EXERCISE DESCRIPTION => Look below and pull out each line with the word "Skansen".

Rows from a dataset
"""
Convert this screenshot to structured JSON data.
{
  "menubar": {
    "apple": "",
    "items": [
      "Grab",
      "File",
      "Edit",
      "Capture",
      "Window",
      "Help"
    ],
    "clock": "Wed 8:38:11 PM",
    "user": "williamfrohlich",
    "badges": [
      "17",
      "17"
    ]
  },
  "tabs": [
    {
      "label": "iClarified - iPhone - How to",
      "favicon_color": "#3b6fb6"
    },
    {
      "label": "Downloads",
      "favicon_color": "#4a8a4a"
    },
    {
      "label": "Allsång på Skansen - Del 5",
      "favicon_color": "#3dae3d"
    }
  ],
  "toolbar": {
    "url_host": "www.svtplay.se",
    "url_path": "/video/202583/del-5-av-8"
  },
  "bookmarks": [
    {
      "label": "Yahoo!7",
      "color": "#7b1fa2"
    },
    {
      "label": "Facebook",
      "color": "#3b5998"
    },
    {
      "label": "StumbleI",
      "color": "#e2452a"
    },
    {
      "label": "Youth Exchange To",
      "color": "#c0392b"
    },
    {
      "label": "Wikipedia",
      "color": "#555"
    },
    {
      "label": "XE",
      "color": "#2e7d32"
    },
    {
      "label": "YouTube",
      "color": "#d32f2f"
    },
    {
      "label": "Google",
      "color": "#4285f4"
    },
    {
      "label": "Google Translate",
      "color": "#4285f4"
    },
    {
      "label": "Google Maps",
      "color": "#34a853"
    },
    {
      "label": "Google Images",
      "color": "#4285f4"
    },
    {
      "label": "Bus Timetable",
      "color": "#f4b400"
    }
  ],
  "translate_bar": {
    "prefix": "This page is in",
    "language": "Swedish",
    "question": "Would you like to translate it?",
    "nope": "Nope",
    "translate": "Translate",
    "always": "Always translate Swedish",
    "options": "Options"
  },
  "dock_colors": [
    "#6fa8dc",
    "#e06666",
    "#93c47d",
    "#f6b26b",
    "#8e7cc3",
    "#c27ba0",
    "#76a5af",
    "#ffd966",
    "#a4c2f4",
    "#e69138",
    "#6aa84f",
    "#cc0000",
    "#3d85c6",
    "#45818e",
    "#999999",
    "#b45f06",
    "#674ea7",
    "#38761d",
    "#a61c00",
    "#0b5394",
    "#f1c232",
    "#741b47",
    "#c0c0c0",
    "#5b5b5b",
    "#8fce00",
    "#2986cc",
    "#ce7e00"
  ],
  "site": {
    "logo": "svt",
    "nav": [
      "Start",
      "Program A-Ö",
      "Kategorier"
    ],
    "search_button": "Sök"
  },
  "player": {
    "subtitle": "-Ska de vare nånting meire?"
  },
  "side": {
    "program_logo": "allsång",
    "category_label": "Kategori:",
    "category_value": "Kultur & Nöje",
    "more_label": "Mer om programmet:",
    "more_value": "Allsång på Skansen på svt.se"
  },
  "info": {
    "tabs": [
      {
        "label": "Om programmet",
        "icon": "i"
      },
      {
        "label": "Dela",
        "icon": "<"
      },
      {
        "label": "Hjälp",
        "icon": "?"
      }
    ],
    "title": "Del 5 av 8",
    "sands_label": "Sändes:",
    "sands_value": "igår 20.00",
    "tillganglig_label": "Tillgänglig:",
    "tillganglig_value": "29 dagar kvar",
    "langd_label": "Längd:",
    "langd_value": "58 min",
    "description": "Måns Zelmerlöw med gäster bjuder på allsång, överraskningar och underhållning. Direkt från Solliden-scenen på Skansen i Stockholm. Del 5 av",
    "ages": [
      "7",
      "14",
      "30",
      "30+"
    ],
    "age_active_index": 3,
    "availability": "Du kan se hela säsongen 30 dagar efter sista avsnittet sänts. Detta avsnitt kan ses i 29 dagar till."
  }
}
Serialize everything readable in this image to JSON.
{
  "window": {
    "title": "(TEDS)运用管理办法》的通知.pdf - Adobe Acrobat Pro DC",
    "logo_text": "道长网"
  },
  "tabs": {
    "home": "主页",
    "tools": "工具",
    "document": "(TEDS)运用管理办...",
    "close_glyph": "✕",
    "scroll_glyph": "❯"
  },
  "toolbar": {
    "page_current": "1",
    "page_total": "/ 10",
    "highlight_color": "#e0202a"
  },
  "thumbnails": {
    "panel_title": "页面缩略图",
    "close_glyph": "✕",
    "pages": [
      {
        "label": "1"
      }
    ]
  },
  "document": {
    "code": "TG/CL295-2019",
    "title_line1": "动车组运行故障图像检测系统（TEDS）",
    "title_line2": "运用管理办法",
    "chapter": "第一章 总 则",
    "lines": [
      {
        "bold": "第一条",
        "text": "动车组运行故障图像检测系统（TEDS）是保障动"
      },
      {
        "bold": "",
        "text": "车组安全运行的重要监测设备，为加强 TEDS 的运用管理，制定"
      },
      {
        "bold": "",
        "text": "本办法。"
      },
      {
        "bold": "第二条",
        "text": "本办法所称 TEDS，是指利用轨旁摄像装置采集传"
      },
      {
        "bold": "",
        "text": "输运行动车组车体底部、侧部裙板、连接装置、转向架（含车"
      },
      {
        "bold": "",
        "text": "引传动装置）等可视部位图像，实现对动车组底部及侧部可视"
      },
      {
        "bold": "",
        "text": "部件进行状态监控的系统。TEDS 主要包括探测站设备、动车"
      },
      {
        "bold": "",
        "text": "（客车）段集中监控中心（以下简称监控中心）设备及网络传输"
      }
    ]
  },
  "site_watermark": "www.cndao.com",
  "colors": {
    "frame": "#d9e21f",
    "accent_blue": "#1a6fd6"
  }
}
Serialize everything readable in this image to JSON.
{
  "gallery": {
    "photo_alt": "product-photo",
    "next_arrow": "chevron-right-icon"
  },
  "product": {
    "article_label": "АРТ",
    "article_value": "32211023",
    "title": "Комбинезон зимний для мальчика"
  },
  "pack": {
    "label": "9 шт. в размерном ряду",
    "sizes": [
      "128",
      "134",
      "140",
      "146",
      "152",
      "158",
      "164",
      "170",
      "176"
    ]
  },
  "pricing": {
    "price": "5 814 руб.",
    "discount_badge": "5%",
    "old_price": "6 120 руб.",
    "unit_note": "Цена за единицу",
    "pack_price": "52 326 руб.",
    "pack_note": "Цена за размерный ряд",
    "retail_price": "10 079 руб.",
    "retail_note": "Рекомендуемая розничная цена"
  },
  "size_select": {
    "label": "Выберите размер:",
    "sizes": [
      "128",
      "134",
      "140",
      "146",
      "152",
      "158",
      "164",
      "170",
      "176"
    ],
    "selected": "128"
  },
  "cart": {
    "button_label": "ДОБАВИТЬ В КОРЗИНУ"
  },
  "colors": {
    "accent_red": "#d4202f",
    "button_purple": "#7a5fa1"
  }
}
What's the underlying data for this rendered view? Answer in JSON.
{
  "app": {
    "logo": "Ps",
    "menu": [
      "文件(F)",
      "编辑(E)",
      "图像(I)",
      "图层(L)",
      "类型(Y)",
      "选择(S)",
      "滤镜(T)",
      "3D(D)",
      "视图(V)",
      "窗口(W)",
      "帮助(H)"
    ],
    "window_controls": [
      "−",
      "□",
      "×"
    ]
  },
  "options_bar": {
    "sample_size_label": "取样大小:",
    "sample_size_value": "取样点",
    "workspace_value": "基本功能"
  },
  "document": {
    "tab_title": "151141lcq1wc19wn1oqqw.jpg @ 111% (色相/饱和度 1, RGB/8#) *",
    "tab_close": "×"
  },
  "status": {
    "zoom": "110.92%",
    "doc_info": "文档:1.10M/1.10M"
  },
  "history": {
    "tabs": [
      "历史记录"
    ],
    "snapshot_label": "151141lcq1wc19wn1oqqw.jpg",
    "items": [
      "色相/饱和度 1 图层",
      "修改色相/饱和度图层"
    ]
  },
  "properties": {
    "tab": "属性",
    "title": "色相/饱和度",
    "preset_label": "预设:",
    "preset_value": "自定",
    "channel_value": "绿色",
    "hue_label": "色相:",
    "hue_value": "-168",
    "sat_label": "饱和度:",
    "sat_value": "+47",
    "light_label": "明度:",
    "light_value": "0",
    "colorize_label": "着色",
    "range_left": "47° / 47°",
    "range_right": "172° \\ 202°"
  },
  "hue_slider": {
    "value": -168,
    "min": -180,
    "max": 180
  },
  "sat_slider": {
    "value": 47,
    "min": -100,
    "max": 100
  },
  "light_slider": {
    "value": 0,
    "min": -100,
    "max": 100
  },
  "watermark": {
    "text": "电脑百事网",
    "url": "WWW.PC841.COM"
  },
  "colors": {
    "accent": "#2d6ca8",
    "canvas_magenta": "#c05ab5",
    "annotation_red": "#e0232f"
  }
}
"""
RIGHT ANSWER =>
      "label": "Allsång på Skansen - Del 5",
    "more_value": "Allsång på Skansen på svt.se"
    "description": "Måns Zelmerlöw med gäster bjuder på allsång, överraskningar och underhållning. Direkt från Solliden-scenen på Skansen i Stockholm. Del 5 av",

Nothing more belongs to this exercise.